All of the entries must be reproduced exactly, with no images carried over.
##### Raw data #####
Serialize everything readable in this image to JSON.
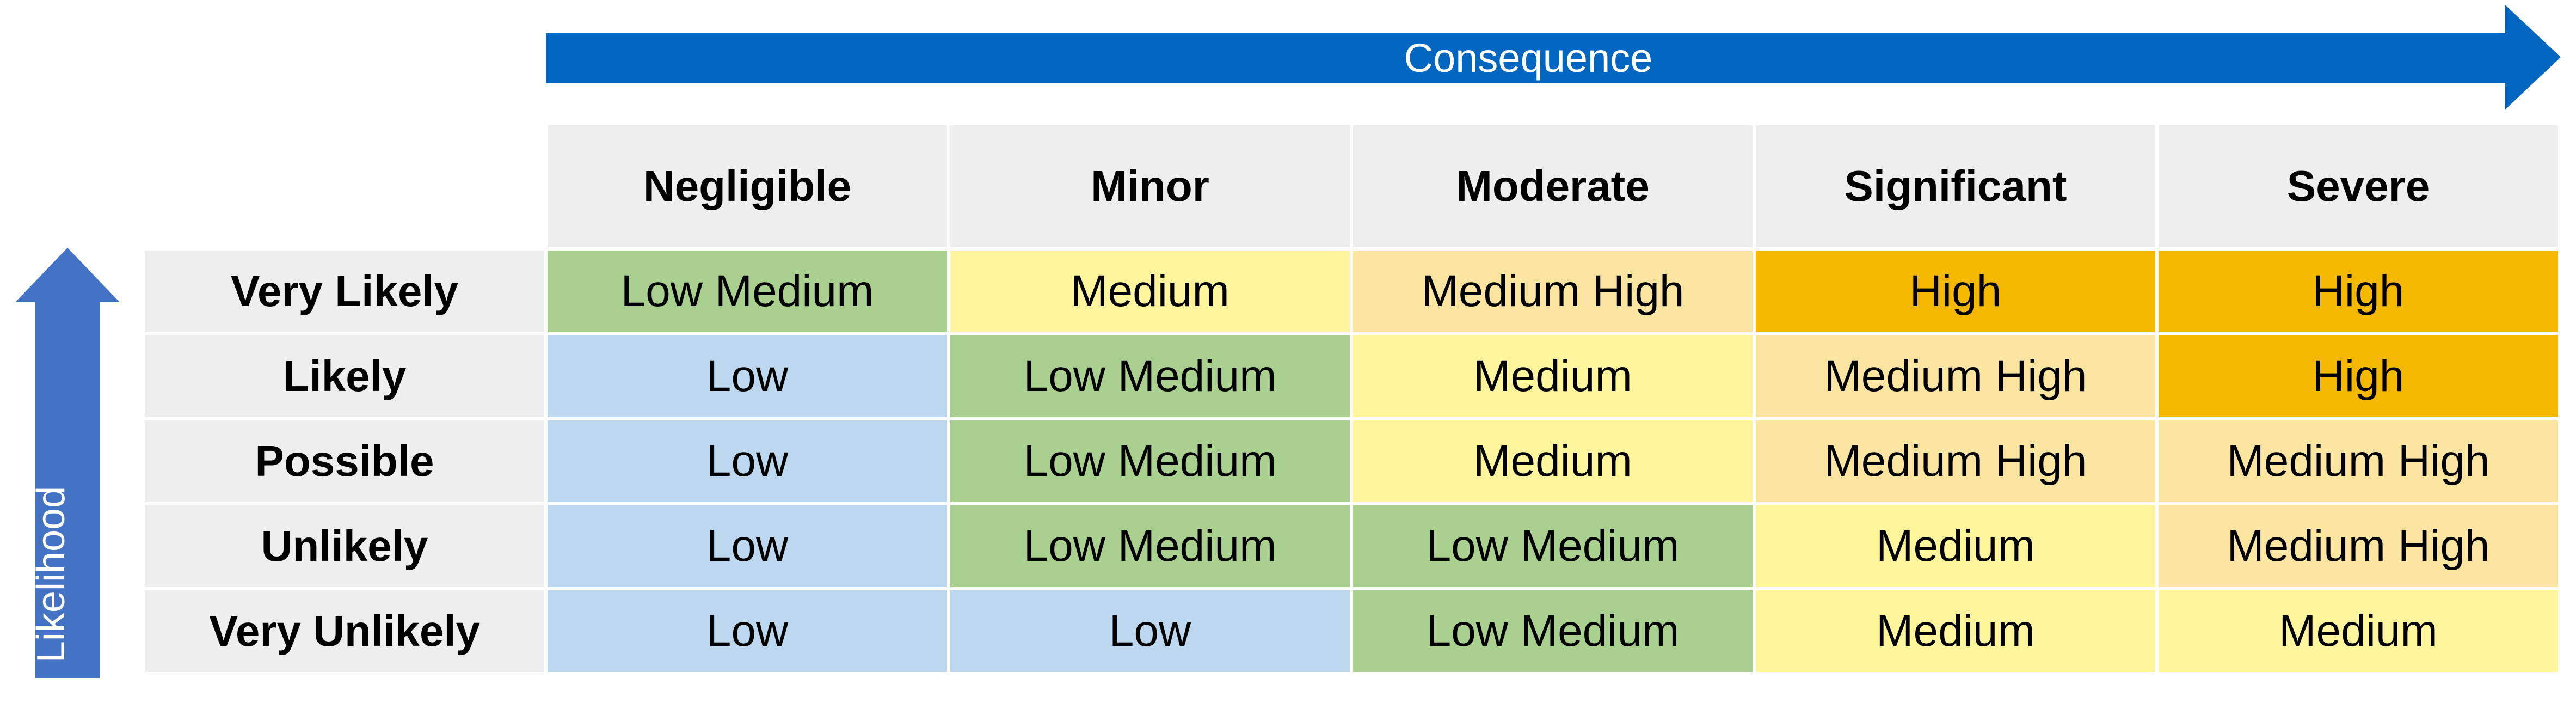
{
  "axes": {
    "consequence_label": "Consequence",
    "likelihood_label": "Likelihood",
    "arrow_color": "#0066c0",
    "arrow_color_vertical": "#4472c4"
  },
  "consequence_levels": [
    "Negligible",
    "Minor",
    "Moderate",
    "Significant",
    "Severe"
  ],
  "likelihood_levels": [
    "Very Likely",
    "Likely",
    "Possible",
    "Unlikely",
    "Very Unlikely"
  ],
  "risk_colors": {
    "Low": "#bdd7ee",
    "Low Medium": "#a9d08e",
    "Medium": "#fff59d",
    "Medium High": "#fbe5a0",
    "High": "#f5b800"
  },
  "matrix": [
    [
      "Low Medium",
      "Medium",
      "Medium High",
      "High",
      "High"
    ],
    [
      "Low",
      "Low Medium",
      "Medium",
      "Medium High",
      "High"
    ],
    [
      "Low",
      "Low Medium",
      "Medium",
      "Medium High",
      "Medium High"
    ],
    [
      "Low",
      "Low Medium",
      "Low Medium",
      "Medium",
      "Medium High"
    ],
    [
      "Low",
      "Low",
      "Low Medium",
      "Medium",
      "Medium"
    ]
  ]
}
#####
▸ **Correct answer**
Serialize everything readable in this image to JSON.
{
  "axes": {
    "consequence_label": "Consequence",
    "likelihood_label": "Likelihood",
    "arrow_color": "#0066c0",
    "arrow_color_vertical": "#4472c4"
  },
  "consequence_levels": [
    "Negligible",
    "Minor",
    "Moderate",
    "Significant",
    "Severe"
  ],
  "likelihood_levels": [
    "Very Likely",
    "Likely",
    "Possible",
    "Unlikely",
    "Very Unlikely"
  ],
  "risk_colors": {
    "Low": "#bdd7ee",
    "Low Medium": "#a9d08e",
    "Medium": "#fff59d",
    "Medium High": "#fbe5a0",
    "High": "#f5b800"
  },
  "matrix": [
    [
      "Low Medium",
      "Medium",
      "Medium High",
      "High",
      "High"
    ],
    [
      "Low",
      "Low Medium",
      "Medium",
      "Medium High",
      "High"
    ],
    [
      "Low",
      "Low Medium",
      "Medium",
      "Medium High",
      "Medium High"
    ],
    [
      "Low",
      "Low Medium",
      "Low Medium",
      "Medium",
      "Medium High"
    ],
    [
      "Low",
      "Low",
      "Low Medium",
      "Medium",
      "Medium"
    ]
  ]
}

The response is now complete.